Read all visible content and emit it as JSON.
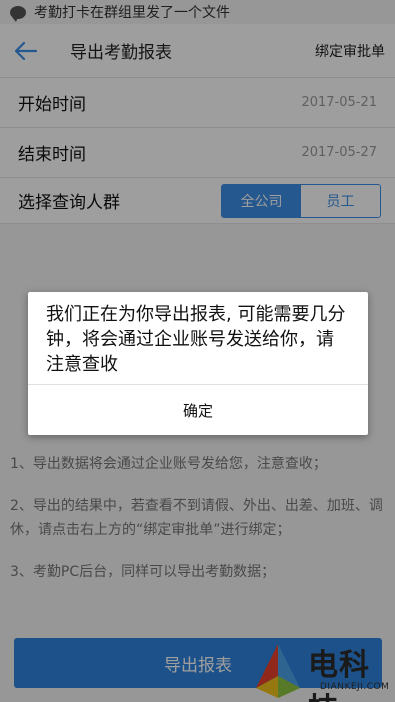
{
  "status_bar": {
    "notification_text": "考勤打卡在群组里发了一个文件",
    "notification_icon": "chat-bubble-icon"
  },
  "navbar": {
    "title": "导出考勤报表",
    "right_link": "绑定审批单",
    "back_icon": "arrow-left-icon"
  },
  "form": {
    "start_label": "开始时间",
    "start_value": "2017-05-21",
    "end_label": "结束时间",
    "end_value": "2017-05-27",
    "group_label": "选择查询人群",
    "segment": {
      "option_company": "全公司",
      "option_staff": "员工",
      "selected": "全公司"
    }
  },
  "notes": [
    "1、导出数据将会通过企业账号发给您，注意查收；",
    "2、导出的结果中，若查看不到请假、外出、出差、加班、调休，请点击右上方的“绑定审批单”进行绑定；",
    "3、考勤PC后台，同样可以导出考勤数据；"
  ],
  "export_button": "导出报表",
  "dialog": {
    "message": "我们正在为你导出报表, 可能需要几分钟，将会通过企业账号发送给你，请注意查收",
    "confirm": "确定"
  },
  "watermark": {
    "brand": "电科技",
    "domain": "DIANKEJI.COM"
  },
  "colors": {
    "accent": "#3a8ee6",
    "button": "#2f83df"
  }
}
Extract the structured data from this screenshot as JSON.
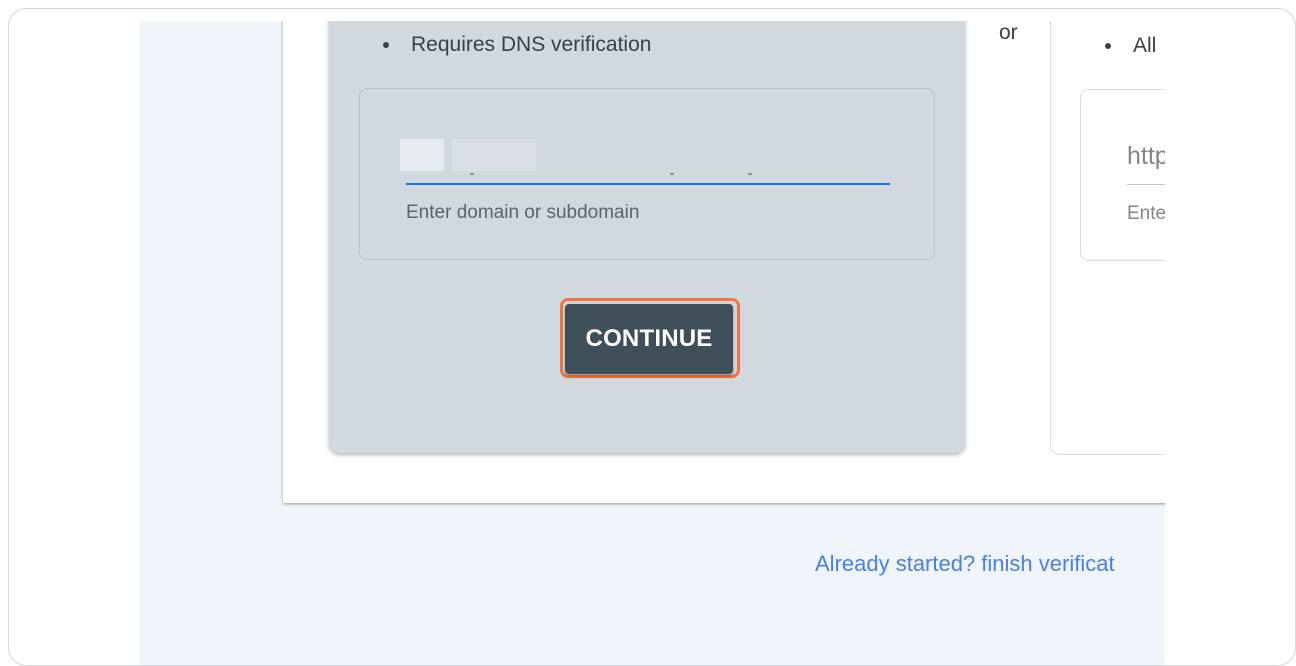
{
  "domain_option": {
    "bullet": "Requires DNS verification",
    "input_value": "",
    "input_helper": "Enter domain or subdomain",
    "continue_label": "CONTINUE"
  },
  "separator": {
    "label": "or"
  },
  "url_prefix_option": {
    "bullet": "All",
    "input_placeholder": "http",
    "input_helper": "Ente"
  },
  "footer": {
    "finish_link": "Already started? finish verificat"
  },
  "colors": {
    "page_background": "#f0f4fb",
    "domain_panel": "#d1d8de",
    "continue_button": "#3f4f59",
    "highlight_outline": "#f4743b",
    "input_focus_line": "#1a73e8",
    "link": "#4a7fe6"
  }
}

——————

Task goal:
Filter the listing above by the word "icon"; copy each line that passes.

Answer for the task:
    "notification_icon": "chat-bubble-icon"
    "back_icon": "arrow-left-icon"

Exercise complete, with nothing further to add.